-- START DATASET ROWS --

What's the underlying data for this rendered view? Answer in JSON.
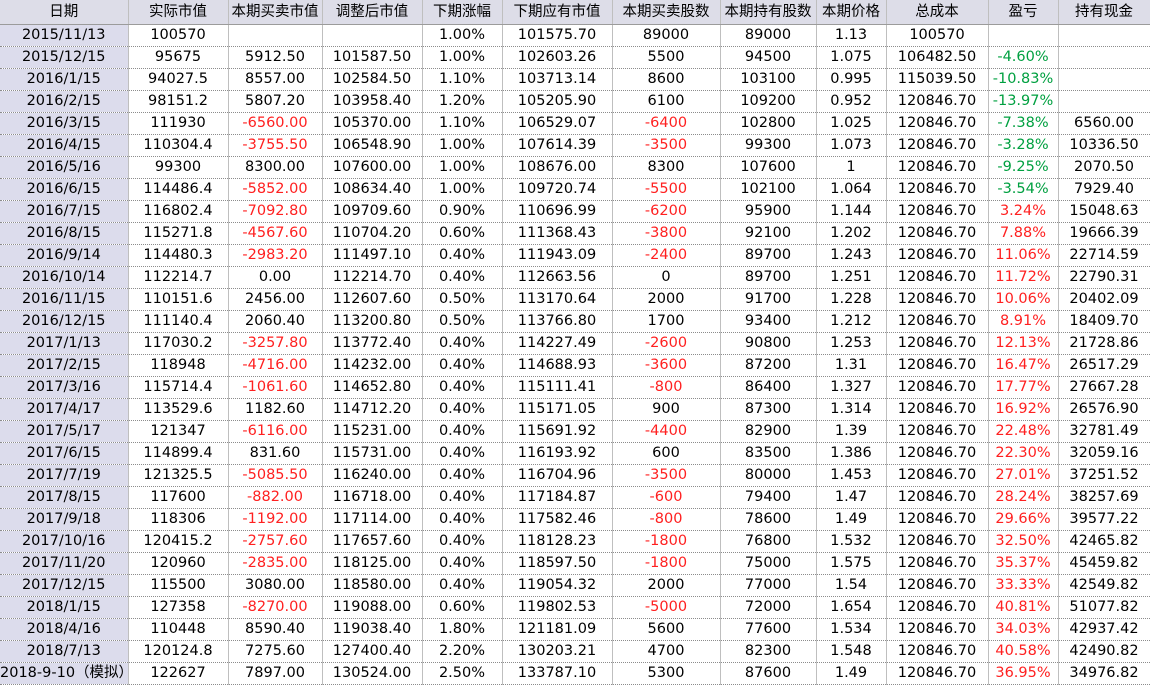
{
  "headers": [
    "日期",
    "实际市值",
    "本期买卖市值",
    "调整后市值",
    "下期涨幅",
    "下期应有市值",
    "本期买卖股数",
    "本期持有股数",
    "本期价格",
    "总成本",
    "盈亏",
    "持有现金"
  ],
  "rows": [
    [
      "2015/11/13",
      "100570",
      "",
      "",
      "1.00%",
      "101575.70",
      "89000",
      "89000",
      "1.13",
      "100570",
      "",
      ""
    ],
    [
      "2015/12/15",
      "95675",
      "5912.50",
      "101587.50",
      "1.00%",
      "102603.26",
      "5500",
      "94500",
      "1.075",
      "106482.50",
      "-4.60%",
      ""
    ],
    [
      "2016/1/15",
      "94027.5",
      "8557.00",
      "102584.50",
      "1.10%",
      "103713.14",
      "8600",
      "103100",
      "0.995",
      "115039.50",
      "-10.83%",
      ""
    ],
    [
      "2016/2/15",
      "98151.2",
      "5807.20",
      "103958.40",
      "1.20%",
      "105205.90",
      "6100",
      "109200",
      "0.952",
      "120846.70",
      "-13.97%",
      ""
    ],
    [
      "2016/3/15",
      "111930",
      "-6560.00",
      "105370.00",
      "1.10%",
      "106529.07",
      "-6400",
      "102800",
      "1.025",
      "120846.70",
      "-7.38%",
      "6560.00"
    ],
    [
      "2016/4/15",
      "110304.4",
      "-3755.50",
      "106548.90",
      "1.00%",
      "107614.39",
      "-3500",
      "99300",
      "1.073",
      "120846.70",
      "-3.28%",
      "10336.50"
    ],
    [
      "2016/5/16",
      "99300",
      "8300.00",
      "107600.00",
      "1.00%",
      "108676.00",
      "8300",
      "107600",
      "1",
      "120846.70",
      "-9.25%",
      "2070.50"
    ],
    [
      "2016/6/15",
      "114486.4",
      "-5852.00",
      "108634.40",
      "1.00%",
      "109720.74",
      "-5500",
      "102100",
      "1.064",
      "120846.70",
      "-3.54%",
      "7929.40"
    ],
    [
      "2016/7/15",
      "116802.4",
      "-7092.80",
      "109709.60",
      "0.90%",
      "110696.99",
      "-6200",
      "95900",
      "1.144",
      "120846.70",
      "3.24%",
      "15048.63"
    ],
    [
      "2016/8/15",
      "115271.8",
      "-4567.60",
      "110704.20",
      "0.60%",
      "111368.43",
      "-3800",
      "92100",
      "1.202",
      "120846.70",
      "7.88%",
      "19666.39"
    ],
    [
      "2016/9/14",
      "114480.3",
      "-2983.20",
      "111497.10",
      "0.40%",
      "111943.09",
      "-2400",
      "89700",
      "1.243",
      "120846.70",
      "11.06%",
      "22714.59"
    ],
    [
      "2016/10/14",
      "112214.7",
      "0.00",
      "112214.70",
      "0.40%",
      "112663.56",
      "0",
      "89700",
      "1.251",
      "120846.70",
      "11.72%",
      "22790.31"
    ],
    [
      "2016/11/15",
      "110151.6",
      "2456.00",
      "112607.60",
      "0.50%",
      "113170.64",
      "2000",
      "91700",
      "1.228",
      "120846.70",
      "10.06%",
      "20402.09"
    ],
    [
      "2016/12/15",
      "111140.4",
      "2060.40",
      "113200.80",
      "0.50%",
      "113766.80",
      "1700",
      "93400",
      "1.212",
      "120846.70",
      "8.91%",
      "18409.70"
    ],
    [
      "2017/1/13",
      "117030.2",
      "-3257.80",
      "113772.40",
      "0.40%",
      "114227.49",
      "-2600",
      "90800",
      "1.253",
      "120846.70",
      "12.13%",
      "21728.86"
    ],
    [
      "2017/2/15",
      "118948",
      "-4716.00",
      "114232.00",
      "0.40%",
      "114688.93",
      "-3600",
      "87200",
      "1.31",
      "120846.70",
      "16.47%",
      "26517.29"
    ],
    [
      "2017/3/16",
      "115714.4",
      "-1061.60",
      "114652.80",
      "0.40%",
      "115111.41",
      "-800",
      "86400",
      "1.327",
      "120846.70",
      "17.77%",
      "27667.28"
    ],
    [
      "2017/4/17",
      "113529.6",
      "1182.60",
      "114712.20",
      "0.40%",
      "115171.05",
      "900",
      "87300",
      "1.314",
      "120846.70",
      "16.92%",
      "26576.90"
    ],
    [
      "2017/5/17",
      "121347",
      "-6116.00",
      "115231.00",
      "0.40%",
      "115691.92",
      "-4400",
      "82900",
      "1.39",
      "120846.70",
      "22.48%",
      "32781.49"
    ],
    [
      "2017/6/15",
      "114899.4",
      "831.60",
      "115731.00",
      "0.40%",
      "116193.92",
      "600",
      "83500",
      "1.386",
      "120846.70",
      "22.30%",
      "32059.16"
    ],
    [
      "2017/7/19",
      "121325.5",
      "-5085.50",
      "116240.00",
      "0.40%",
      "116704.96",
      "-3500",
      "80000",
      "1.453",
      "120846.70",
      "27.01%",
      "37251.52"
    ],
    [
      "2017/8/15",
      "117600",
      "-882.00",
      "116718.00",
      "0.40%",
      "117184.87",
      "-600",
      "79400",
      "1.47",
      "120846.70",
      "28.24%",
      "38257.69"
    ],
    [
      "2017/9/18",
      "118306",
      "-1192.00",
      "117114.00",
      "0.40%",
      "117582.46",
      "-800",
      "78600",
      "1.49",
      "120846.70",
      "29.66%",
      "39577.22"
    ],
    [
      "2017/10/16",
      "120415.2",
      "-2757.60",
      "117657.60",
      "0.40%",
      "118128.23",
      "-1800",
      "76800",
      "1.532",
      "120846.70",
      "32.50%",
      "42465.82"
    ],
    [
      "2017/11/20",
      "120960",
      "-2835.00",
      "118125.00",
      "0.40%",
      "118597.50",
      "-1800",
      "75000",
      "1.575",
      "120846.70",
      "35.37%",
      "45459.82"
    ],
    [
      "2017/12/15",
      "115500",
      "3080.00",
      "118580.00",
      "0.40%",
      "119054.32",
      "2000",
      "77000",
      "1.54",
      "120846.70",
      "33.33%",
      "42549.82"
    ],
    [
      "2018/1/15",
      "127358",
      "-8270.00",
      "119088.00",
      "0.60%",
      "119802.53",
      "-5000",
      "72000",
      "1.654",
      "120846.70",
      "40.81%",
      "51077.82"
    ],
    [
      "2018/4/16",
      "110448",
      "8590.40",
      "119038.40",
      "1.80%",
      "121181.09",
      "5600",
      "77600",
      "1.534",
      "120846.70",
      "34.03%",
      "42937.42"
    ],
    [
      "2018/7/13",
      "120124.8",
      "7275.60",
      "127400.40",
      "2.20%",
      "130203.21",
      "4700",
      "82300",
      "1.548",
      "120846.70",
      "40.58%",
      "42490.82"
    ],
    [
      "2018-9-10（模拟）",
      "122627",
      "7897.00",
      "130524.00",
      "2.50%",
      "133787.10",
      "5300",
      "87600",
      "1.49",
      "120846.70",
      "36.95%",
      "34976.82"
    ]
  ],
  "colors": {
    "negative": "#ff2020",
    "loss_pct": "#00a040",
    "header_bg": "#dddde8",
    "date_bg": "#dcdcec"
  }
}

-- END DATASET ROWS --

**GIVEN INSTRUCTION**
Output all of the data exactly as it stands, minus any images.

**SOLUTION**
What's the underlying data for this rendered view? Answer in JSON.
{
  "headers": [
    "日期",
    "实际市值",
    "本期买卖市值",
    "调整后市值",
    "下期涨幅",
    "下期应有市值",
    "本期买卖股数",
    "本期持有股数",
    "本期价格",
    "总成本",
    "盈亏",
    "持有现金"
  ],
  "rows": [
    [
      "2015/11/13",
      "100570",
      "",
      "",
      "1.00%",
      "101575.70",
      "89000",
      "89000",
      "1.13",
      "100570",
      "",
      ""
    ],
    [
      "2015/12/15",
      "95675",
      "5912.50",
      "101587.50",
      "1.00%",
      "102603.26",
      "5500",
      "94500",
      "1.075",
      "106482.50",
      "-4.60%",
      ""
    ],
    [
      "2016/1/15",
      "94027.5",
      "8557.00",
      "102584.50",
      "1.10%",
      "103713.14",
      "8600",
      "103100",
      "0.995",
      "115039.50",
      "-10.83%",
      ""
    ],
    [
      "2016/2/15",
      "98151.2",
      "5807.20",
      "103958.40",
      "1.20%",
      "105205.90",
      "6100",
      "109200",
      "0.952",
      "120846.70",
      "-13.97%",
      ""
    ],
    [
      "2016/3/15",
      "111930",
      "-6560.00",
      "105370.00",
      "1.10%",
      "106529.07",
      "-6400",
      "102800",
      "1.025",
      "120846.70",
      "-7.38%",
      "6560.00"
    ],
    [
      "2016/4/15",
      "110304.4",
      "-3755.50",
      "106548.90",
      "1.00%",
      "107614.39",
      "-3500",
      "99300",
      "1.073",
      "120846.70",
      "-3.28%",
      "10336.50"
    ],
    [
      "2016/5/16",
      "99300",
      "8300.00",
      "107600.00",
      "1.00%",
      "108676.00",
      "8300",
      "107600",
      "1",
      "120846.70",
      "-9.25%",
      "2070.50"
    ],
    [
      "2016/6/15",
      "114486.4",
      "-5852.00",
      "108634.40",
      "1.00%",
      "109720.74",
      "-5500",
      "102100",
      "1.064",
      "120846.70",
      "-3.54%",
      "7929.40"
    ],
    [
      "2016/7/15",
      "116802.4",
      "-7092.80",
      "109709.60",
      "0.90%",
      "110696.99",
      "-6200",
      "95900",
      "1.144",
      "120846.70",
      "3.24%",
      "15048.63"
    ],
    [
      "2016/8/15",
      "115271.8",
      "-4567.60",
      "110704.20",
      "0.60%",
      "111368.43",
      "-3800",
      "92100",
      "1.202",
      "120846.70",
      "7.88%",
      "19666.39"
    ],
    [
      "2016/9/14",
      "114480.3",
      "-2983.20",
      "111497.10",
      "0.40%",
      "111943.09",
      "-2400",
      "89700",
      "1.243",
      "120846.70",
      "11.06%",
      "22714.59"
    ],
    [
      "2016/10/14",
      "112214.7",
      "0.00",
      "112214.70",
      "0.40%",
      "112663.56",
      "0",
      "89700",
      "1.251",
      "120846.70",
      "11.72%",
      "22790.31"
    ],
    [
      "2016/11/15",
      "110151.6",
      "2456.00",
      "112607.60",
      "0.50%",
      "113170.64",
      "2000",
      "91700",
      "1.228",
      "120846.70",
      "10.06%",
      "20402.09"
    ],
    [
      "2016/12/15",
      "111140.4",
      "2060.40",
      "113200.80",
      "0.50%",
      "113766.80",
      "1700",
      "93400",
      "1.212",
      "120846.70",
      "8.91%",
      "18409.70"
    ],
    [
      "2017/1/13",
      "117030.2",
      "-3257.80",
      "113772.40",
      "0.40%",
      "114227.49",
      "-2600",
      "90800",
      "1.253",
      "120846.70",
      "12.13%",
      "21728.86"
    ],
    [
      "2017/2/15",
      "118948",
      "-4716.00",
      "114232.00",
      "0.40%",
      "114688.93",
      "-3600",
      "87200",
      "1.31",
      "120846.70",
      "16.47%",
      "26517.29"
    ],
    [
      "2017/3/16",
      "115714.4",
      "-1061.60",
      "114652.80",
      "0.40%",
      "115111.41",
      "-800",
      "86400",
      "1.327",
      "120846.70",
      "17.77%",
      "27667.28"
    ],
    [
      "2017/4/17",
      "113529.6",
      "1182.60",
      "114712.20",
      "0.40%",
      "115171.05",
      "900",
      "87300",
      "1.314",
      "120846.70",
      "16.92%",
      "26576.90"
    ],
    [
      "2017/5/17",
      "121347",
      "-6116.00",
      "115231.00",
      "0.40%",
      "115691.92",
      "-4400",
      "82900",
      "1.39",
      "120846.70",
      "22.48%",
      "32781.49"
    ],
    [
      "2017/6/15",
      "114899.4",
      "831.60",
      "115731.00",
      "0.40%",
      "116193.92",
      "600",
      "83500",
      "1.386",
      "120846.70",
      "22.30%",
      "32059.16"
    ],
    [
      "2017/7/19",
      "121325.5",
      "-5085.50",
      "116240.00",
      "0.40%",
      "116704.96",
      "-3500",
      "80000",
      "1.453",
      "120846.70",
      "27.01%",
      "37251.52"
    ],
    [
      "2017/8/15",
      "117600",
      "-882.00",
      "116718.00",
      "0.40%",
      "117184.87",
      "-600",
      "79400",
      "1.47",
      "120846.70",
      "28.24%",
      "38257.69"
    ],
    [
      "2017/9/18",
      "118306",
      "-1192.00",
      "117114.00",
      "0.40%",
      "117582.46",
      "-800",
      "78600",
      "1.49",
      "120846.70",
      "29.66%",
      "39577.22"
    ],
    [
      "2017/10/16",
      "120415.2",
      "-2757.60",
      "117657.60",
      "0.40%",
      "118128.23",
      "-1800",
      "76800",
      "1.532",
      "120846.70",
      "32.50%",
      "42465.82"
    ],
    [
      "2017/11/20",
      "120960",
      "-2835.00",
      "118125.00",
      "0.40%",
      "118597.50",
      "-1800",
      "75000",
      "1.575",
      "120846.70",
      "35.37%",
      "45459.82"
    ],
    [
      "2017/12/15",
      "115500",
      "3080.00",
      "118580.00",
      "0.40%",
      "119054.32",
      "2000",
      "77000",
      "1.54",
      "120846.70",
      "33.33%",
      "42549.82"
    ],
    [
      "2018/1/15",
      "127358",
      "-8270.00",
      "119088.00",
      "0.60%",
      "119802.53",
      "-5000",
      "72000",
      "1.654",
      "120846.70",
      "40.81%",
      "51077.82"
    ],
    [
      "2018/4/16",
      "110448",
      "8590.40",
      "119038.40",
      "1.80%",
      "121181.09",
      "5600",
      "77600",
      "1.534",
      "120846.70",
      "34.03%",
      "42937.42"
    ],
    [
      "2018/7/13",
      "120124.8",
      "7275.60",
      "127400.40",
      "2.20%",
      "130203.21",
      "4700",
      "82300",
      "1.548",
      "120846.70",
      "40.58%",
      "42490.82"
    ],
    [
      "2018-9-10（模拟）",
      "122627",
      "7897.00",
      "130524.00",
      "2.50%",
      "133787.10",
      "5300",
      "87600",
      "1.49",
      "120846.70",
      "36.95%",
      "34976.82"
    ]
  ],
  "colors": {
    "negative": "#ff2020",
    "loss_pct": "#00a040",
    "header_bg": "#dddde8",
    "date_bg": "#dcdcec"
  }
}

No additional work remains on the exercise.